Directions>
Go through the material below and copy each line where the word "JSON" appears.

--- begin Material provided ---

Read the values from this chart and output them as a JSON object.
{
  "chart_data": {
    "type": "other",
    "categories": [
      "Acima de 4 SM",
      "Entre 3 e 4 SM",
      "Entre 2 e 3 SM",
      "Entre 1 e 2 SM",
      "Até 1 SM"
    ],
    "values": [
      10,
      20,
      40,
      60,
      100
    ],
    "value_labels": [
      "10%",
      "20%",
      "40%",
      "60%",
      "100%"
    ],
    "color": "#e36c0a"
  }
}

--- end Material provided ---
--- begin Material provided ---

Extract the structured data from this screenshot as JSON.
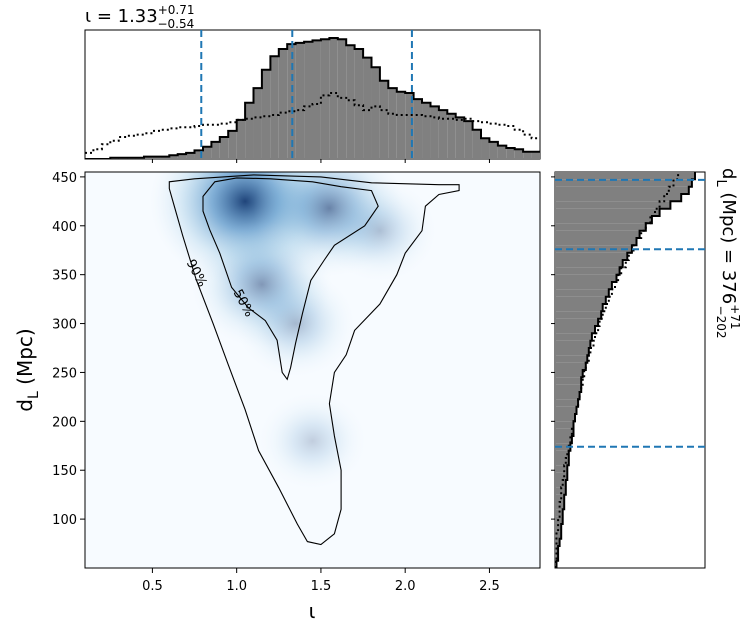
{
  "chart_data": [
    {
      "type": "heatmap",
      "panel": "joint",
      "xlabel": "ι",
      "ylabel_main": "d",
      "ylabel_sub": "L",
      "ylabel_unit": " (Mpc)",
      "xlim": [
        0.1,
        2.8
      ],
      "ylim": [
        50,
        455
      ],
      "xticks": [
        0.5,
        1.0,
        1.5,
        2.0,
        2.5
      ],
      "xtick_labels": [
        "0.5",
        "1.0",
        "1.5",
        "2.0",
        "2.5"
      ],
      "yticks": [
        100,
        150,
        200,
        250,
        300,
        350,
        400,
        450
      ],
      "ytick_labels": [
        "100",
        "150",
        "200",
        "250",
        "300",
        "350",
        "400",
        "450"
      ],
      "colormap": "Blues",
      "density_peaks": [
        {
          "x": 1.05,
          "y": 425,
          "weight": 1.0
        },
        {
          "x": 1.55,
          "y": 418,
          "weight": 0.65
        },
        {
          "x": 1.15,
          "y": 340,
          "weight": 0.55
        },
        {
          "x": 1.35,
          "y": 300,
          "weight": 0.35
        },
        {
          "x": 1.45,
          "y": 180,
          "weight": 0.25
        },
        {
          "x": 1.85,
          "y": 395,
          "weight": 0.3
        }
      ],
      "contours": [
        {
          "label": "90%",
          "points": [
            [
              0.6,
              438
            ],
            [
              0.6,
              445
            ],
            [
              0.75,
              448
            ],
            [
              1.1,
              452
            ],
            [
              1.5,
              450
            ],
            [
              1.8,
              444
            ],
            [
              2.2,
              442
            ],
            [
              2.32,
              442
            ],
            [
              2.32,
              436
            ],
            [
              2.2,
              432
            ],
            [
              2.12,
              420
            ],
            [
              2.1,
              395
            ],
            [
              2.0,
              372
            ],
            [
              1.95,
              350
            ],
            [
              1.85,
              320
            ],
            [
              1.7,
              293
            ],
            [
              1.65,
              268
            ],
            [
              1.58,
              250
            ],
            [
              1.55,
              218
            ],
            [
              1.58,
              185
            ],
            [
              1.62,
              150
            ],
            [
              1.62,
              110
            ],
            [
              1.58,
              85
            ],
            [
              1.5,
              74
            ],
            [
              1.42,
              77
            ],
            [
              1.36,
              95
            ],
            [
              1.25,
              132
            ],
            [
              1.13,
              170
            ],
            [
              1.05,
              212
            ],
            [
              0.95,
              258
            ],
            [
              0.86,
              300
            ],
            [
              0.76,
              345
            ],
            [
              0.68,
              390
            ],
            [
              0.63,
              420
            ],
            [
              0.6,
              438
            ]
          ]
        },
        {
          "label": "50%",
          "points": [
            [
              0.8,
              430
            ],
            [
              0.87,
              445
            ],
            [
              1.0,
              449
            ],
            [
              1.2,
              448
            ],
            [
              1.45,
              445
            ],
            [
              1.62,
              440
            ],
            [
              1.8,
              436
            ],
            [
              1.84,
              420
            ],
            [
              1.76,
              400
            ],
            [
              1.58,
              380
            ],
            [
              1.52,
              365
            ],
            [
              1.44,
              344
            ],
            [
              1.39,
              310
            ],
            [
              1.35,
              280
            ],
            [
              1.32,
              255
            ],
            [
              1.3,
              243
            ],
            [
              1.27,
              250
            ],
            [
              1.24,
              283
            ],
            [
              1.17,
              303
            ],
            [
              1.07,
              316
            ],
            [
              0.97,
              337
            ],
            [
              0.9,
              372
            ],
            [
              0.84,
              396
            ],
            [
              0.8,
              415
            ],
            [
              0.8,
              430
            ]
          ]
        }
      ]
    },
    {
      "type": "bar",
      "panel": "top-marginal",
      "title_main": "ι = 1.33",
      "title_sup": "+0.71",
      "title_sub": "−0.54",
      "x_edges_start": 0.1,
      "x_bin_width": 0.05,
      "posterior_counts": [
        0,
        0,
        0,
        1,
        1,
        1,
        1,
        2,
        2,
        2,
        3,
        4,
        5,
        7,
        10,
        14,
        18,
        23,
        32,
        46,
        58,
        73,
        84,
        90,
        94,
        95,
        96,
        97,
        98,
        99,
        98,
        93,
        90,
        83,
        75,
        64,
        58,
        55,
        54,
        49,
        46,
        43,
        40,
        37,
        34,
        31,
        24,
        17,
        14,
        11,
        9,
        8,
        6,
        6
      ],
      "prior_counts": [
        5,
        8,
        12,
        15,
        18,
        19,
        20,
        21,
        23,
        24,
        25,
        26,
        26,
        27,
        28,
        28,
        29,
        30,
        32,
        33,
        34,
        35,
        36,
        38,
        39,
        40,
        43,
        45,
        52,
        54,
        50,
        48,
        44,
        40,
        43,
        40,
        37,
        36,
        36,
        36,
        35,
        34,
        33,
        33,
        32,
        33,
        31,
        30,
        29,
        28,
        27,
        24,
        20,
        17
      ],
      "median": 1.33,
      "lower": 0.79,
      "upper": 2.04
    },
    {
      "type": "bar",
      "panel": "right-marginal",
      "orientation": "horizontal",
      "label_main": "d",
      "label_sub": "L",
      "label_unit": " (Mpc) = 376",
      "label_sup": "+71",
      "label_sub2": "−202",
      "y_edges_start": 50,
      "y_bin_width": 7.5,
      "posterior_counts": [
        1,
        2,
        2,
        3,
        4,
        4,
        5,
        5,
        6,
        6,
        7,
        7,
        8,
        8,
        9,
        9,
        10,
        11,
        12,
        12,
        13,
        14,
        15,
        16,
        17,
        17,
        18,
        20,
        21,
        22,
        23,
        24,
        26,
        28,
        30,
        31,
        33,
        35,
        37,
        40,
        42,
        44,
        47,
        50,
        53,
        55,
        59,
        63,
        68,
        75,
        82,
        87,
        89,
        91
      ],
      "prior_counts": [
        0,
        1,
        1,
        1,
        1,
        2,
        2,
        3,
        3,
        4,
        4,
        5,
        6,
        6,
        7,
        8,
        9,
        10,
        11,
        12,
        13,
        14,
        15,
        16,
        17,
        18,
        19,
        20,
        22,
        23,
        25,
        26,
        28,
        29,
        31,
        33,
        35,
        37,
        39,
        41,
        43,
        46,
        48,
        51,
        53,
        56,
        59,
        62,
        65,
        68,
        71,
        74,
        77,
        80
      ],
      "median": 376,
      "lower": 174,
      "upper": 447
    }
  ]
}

--- end Material provided ---

Complete response>
Read the values from this chart and output them as a JSON object.
Extract the structured data from this screenshot as JSON.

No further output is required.